## AIM OF THE TASK:
Pull out every line with the word "style".

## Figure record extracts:
* start *

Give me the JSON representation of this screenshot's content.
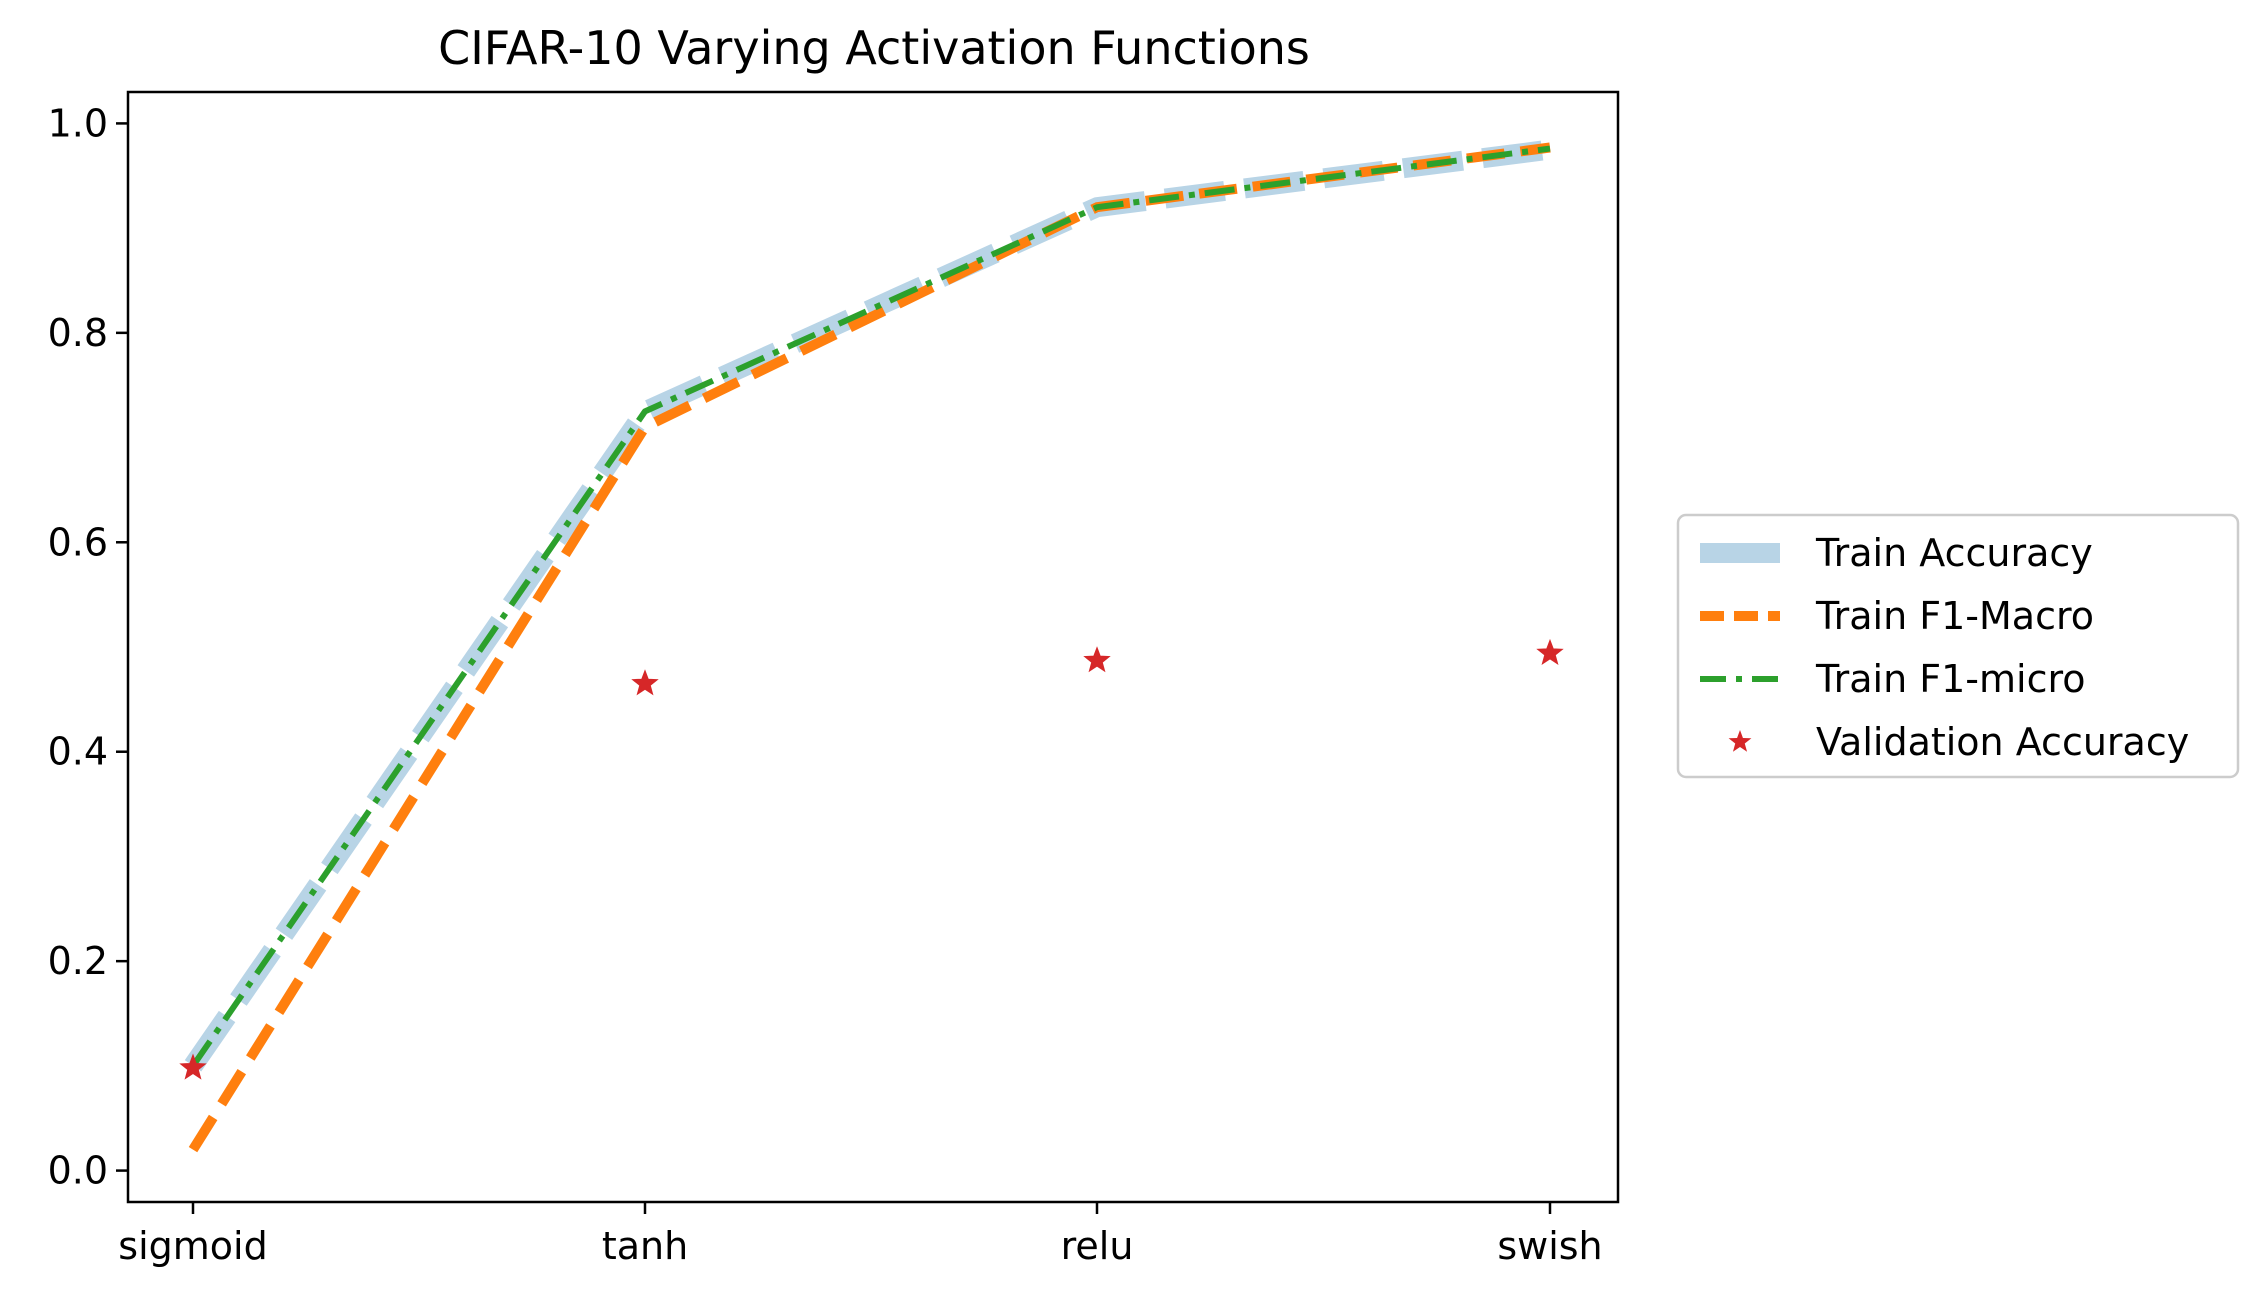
{
  "chart_data": {
    "type": "line",
    "title": "CIFAR-10 Varying Activation Functions",
    "xlabel": "",
    "ylabel": "",
    "categories": [
      "sigmoid",
      "tanh",
      "relu",
      "swish"
    ],
    "ylim": [
      -0.03,
      1.03
    ],
    "yticks": [
      "0.0",
      "0.2",
      "0.4",
      "0.6",
      "0.8",
      "1.0"
    ],
    "grid": false,
    "legend_position": "center-right, outside plot",
    "series": [
      {
        "name": "Train Accuracy",
        "style": "dashed-wide",
        "color": "#b8d4e6",
        "values": [
          0.1,
          0.725,
          0.92,
          0.975
        ]
      },
      {
        "name": "Train F1-Macro",
        "style": "dashed",
        "color": "#ff7f0e",
        "values": [
          0.02,
          0.71,
          0.92,
          0.977
        ]
      },
      {
        "name": "Train F1-micro",
        "style": "dashdot",
        "color": "#2ca02c",
        "values": [
          0.1,
          0.725,
          0.92,
          0.976
        ]
      },
      {
        "name": "Validation Accuracy",
        "style": "marker-star",
        "color": "#d62728",
        "values": [
          0.098,
          0.465,
          0.487,
          0.494
        ]
      }
    ]
  }
}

* end *

## THE OUTPUT:
        "style": "dashed-wide",
        "style": "dashed",
        "style": "dashdot",
        "style": "marker-star",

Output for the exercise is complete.